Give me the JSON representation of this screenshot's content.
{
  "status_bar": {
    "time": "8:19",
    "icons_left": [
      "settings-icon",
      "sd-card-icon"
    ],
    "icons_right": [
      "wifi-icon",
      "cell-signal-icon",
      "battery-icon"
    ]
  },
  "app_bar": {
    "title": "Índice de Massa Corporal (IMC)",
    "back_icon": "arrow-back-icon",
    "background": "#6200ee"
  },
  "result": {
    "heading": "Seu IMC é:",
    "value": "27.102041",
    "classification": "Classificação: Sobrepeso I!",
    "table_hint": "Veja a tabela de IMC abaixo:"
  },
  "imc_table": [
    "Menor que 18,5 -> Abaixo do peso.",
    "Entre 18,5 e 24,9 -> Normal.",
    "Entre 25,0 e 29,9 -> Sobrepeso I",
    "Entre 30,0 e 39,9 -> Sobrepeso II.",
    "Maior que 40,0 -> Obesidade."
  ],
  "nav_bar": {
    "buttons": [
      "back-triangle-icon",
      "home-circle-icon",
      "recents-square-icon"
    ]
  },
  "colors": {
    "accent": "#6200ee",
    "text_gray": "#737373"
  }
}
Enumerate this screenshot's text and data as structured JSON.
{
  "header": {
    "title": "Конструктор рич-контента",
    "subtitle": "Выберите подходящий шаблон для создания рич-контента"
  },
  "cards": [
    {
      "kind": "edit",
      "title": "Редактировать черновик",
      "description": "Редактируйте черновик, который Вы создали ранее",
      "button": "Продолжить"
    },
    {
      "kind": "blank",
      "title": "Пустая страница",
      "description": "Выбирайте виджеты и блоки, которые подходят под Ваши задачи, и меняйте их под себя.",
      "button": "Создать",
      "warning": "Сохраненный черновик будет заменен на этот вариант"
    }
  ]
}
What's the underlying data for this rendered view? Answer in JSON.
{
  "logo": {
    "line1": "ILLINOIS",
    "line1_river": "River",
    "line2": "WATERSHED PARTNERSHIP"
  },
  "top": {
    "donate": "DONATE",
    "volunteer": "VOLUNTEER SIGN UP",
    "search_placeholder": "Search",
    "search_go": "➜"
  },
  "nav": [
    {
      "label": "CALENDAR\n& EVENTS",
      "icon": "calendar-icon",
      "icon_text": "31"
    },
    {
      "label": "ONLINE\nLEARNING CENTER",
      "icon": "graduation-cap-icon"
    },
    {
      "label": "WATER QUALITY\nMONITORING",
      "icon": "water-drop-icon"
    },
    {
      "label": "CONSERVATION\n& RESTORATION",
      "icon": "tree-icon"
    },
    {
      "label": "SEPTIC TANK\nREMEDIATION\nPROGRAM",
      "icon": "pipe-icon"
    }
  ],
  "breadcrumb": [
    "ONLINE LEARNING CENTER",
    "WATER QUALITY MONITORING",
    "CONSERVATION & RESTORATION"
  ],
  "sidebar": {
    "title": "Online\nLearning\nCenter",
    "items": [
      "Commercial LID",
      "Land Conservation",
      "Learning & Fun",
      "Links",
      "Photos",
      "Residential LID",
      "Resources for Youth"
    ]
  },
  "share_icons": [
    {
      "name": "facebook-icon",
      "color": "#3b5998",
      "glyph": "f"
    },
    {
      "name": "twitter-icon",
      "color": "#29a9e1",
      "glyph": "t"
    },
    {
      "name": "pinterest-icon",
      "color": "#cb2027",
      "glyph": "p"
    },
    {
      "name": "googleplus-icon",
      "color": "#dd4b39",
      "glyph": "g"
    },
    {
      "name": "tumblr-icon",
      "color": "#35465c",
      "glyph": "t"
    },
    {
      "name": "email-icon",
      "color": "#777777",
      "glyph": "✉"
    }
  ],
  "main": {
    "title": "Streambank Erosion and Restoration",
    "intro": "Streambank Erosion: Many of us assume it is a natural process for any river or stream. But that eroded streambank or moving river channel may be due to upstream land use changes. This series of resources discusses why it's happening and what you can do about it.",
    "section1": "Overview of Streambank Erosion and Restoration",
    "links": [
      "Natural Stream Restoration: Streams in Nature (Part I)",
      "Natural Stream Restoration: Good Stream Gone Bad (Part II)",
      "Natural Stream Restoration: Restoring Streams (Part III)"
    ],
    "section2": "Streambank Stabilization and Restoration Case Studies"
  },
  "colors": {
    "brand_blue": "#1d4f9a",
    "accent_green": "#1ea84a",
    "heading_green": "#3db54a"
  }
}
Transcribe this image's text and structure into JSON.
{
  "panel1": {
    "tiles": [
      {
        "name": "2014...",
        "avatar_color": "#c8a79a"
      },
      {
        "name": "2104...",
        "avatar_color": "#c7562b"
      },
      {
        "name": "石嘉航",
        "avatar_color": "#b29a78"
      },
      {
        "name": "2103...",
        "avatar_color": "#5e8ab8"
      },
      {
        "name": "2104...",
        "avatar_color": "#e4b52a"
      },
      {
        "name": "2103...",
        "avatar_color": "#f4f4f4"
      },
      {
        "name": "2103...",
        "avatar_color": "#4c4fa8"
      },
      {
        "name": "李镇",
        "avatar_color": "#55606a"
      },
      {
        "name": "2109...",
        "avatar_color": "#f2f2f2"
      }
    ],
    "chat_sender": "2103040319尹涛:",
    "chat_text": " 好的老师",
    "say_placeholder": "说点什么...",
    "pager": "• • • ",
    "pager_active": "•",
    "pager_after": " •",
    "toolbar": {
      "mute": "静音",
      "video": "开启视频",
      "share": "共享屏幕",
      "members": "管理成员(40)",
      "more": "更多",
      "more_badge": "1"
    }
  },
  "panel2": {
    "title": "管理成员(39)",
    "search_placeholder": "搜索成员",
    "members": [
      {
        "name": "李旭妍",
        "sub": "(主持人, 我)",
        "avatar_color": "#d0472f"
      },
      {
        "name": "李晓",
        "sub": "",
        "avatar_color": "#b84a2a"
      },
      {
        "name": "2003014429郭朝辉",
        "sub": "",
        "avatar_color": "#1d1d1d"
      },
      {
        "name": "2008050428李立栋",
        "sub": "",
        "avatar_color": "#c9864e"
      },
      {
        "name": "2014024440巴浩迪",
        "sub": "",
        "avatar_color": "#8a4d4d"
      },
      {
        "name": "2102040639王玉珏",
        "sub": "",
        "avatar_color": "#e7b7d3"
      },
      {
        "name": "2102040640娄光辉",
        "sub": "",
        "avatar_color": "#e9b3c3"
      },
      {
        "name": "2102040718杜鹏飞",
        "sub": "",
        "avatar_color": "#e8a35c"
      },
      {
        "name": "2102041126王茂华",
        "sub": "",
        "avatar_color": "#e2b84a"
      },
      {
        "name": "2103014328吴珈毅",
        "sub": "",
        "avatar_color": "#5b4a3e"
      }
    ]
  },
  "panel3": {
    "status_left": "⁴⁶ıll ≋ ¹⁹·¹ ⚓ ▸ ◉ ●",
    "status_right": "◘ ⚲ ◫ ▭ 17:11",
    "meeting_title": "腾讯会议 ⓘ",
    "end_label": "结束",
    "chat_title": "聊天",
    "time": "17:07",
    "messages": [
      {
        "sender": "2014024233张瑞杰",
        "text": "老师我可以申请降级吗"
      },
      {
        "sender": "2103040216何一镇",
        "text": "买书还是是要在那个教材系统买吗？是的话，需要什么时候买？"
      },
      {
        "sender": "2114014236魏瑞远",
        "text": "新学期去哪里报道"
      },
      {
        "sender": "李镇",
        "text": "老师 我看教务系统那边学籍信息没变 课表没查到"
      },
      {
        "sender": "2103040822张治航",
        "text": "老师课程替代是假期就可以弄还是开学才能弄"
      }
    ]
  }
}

** REQUIRED WORK **
Count every line in the listing above that holds "description", then report only the count.

** ANSWER FOR THE TASK **
2